* BEGIN *

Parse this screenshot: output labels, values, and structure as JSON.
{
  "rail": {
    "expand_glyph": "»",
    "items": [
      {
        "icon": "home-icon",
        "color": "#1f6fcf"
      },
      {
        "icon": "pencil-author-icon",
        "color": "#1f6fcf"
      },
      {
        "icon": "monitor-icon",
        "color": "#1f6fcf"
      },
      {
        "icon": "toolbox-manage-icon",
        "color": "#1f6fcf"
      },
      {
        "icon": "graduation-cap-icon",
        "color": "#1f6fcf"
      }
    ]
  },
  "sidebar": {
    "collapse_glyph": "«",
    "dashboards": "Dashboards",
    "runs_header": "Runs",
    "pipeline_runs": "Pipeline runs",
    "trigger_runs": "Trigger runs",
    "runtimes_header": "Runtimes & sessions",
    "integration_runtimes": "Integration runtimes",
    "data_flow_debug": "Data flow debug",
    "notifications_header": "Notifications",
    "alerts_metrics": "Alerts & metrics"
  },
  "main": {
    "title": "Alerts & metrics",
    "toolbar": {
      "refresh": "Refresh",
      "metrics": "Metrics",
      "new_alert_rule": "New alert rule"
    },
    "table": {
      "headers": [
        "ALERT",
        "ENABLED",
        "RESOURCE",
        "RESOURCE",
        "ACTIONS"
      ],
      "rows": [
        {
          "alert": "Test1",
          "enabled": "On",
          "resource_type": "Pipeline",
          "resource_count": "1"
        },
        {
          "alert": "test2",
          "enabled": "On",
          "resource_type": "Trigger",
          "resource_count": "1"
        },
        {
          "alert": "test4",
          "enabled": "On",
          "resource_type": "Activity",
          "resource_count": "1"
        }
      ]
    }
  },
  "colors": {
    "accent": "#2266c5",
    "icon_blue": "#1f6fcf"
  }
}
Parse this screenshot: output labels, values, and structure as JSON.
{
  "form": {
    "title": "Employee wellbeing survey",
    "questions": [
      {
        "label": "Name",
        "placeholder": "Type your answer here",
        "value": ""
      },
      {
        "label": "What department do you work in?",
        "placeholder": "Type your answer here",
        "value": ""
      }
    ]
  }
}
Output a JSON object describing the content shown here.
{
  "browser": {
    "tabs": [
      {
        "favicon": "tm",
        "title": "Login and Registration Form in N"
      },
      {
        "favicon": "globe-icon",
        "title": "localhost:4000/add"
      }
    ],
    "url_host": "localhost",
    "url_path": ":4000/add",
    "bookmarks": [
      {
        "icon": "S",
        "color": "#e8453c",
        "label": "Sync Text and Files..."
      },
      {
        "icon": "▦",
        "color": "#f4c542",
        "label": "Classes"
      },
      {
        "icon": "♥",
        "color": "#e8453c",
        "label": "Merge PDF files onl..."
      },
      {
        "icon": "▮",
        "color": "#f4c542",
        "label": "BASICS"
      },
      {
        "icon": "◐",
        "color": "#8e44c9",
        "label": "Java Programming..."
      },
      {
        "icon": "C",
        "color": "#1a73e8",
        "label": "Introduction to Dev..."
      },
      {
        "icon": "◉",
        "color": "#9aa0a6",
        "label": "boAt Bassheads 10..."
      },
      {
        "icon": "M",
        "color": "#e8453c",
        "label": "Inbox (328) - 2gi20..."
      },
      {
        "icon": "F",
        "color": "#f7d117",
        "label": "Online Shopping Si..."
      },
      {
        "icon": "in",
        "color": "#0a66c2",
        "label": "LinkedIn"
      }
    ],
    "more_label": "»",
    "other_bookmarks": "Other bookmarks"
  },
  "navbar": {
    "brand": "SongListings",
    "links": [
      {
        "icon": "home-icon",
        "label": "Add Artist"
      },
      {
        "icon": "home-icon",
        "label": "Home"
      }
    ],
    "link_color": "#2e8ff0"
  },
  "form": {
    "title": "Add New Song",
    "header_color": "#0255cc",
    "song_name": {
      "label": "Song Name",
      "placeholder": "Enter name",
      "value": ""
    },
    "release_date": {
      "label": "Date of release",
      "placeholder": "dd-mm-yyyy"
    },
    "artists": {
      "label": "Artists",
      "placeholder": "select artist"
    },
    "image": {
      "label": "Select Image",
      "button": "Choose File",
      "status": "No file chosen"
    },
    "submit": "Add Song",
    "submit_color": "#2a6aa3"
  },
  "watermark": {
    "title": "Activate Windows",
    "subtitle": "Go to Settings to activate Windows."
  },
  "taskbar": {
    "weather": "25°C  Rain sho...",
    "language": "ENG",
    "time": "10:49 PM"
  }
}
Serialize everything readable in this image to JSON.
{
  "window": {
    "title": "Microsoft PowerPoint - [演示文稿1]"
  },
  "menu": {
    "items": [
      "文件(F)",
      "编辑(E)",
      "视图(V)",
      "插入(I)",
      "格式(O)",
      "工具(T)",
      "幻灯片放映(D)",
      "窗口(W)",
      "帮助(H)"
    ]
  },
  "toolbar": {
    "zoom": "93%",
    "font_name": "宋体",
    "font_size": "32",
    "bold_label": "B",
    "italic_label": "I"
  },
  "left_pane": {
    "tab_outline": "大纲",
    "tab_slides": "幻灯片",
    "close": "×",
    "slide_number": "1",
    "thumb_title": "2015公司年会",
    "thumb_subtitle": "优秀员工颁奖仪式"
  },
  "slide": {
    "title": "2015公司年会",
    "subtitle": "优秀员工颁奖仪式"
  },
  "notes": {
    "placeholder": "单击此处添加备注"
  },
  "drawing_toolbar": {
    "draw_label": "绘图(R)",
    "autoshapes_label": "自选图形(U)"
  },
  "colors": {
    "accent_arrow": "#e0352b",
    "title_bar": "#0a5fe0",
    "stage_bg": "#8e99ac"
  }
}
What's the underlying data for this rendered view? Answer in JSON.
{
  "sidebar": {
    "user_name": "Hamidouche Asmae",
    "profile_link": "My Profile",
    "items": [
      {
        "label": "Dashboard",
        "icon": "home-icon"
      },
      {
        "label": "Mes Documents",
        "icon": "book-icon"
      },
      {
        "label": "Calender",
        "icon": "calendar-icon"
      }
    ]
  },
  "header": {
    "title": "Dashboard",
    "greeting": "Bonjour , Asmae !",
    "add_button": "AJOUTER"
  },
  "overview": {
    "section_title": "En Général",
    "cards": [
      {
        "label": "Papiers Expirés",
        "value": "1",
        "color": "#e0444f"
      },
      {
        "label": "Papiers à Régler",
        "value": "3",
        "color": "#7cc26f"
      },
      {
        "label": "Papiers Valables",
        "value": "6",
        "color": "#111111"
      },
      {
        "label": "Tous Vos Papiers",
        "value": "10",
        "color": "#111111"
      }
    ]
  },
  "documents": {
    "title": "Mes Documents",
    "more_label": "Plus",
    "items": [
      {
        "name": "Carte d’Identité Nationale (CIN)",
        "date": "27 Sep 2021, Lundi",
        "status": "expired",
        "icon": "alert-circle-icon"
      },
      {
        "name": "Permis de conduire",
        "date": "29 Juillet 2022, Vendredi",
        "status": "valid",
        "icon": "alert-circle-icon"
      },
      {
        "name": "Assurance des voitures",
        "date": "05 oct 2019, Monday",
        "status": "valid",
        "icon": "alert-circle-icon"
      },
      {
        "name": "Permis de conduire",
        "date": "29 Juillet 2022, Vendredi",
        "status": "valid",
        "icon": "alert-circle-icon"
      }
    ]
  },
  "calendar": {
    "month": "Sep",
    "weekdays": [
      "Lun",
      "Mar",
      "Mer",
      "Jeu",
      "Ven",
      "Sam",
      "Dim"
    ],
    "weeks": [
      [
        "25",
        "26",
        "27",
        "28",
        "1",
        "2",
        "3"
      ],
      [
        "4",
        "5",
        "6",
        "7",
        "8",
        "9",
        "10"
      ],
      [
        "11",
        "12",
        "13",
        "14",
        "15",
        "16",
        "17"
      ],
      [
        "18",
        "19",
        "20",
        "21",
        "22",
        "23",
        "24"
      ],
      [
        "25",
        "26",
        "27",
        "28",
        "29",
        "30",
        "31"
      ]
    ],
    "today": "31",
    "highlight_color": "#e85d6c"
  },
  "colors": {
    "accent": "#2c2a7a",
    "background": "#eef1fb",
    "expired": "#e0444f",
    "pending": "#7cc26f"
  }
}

* END *

PROMPT: Provide only the number of lines in the records containing the string "bookmarks".

RESULT OF THIS TASK: 2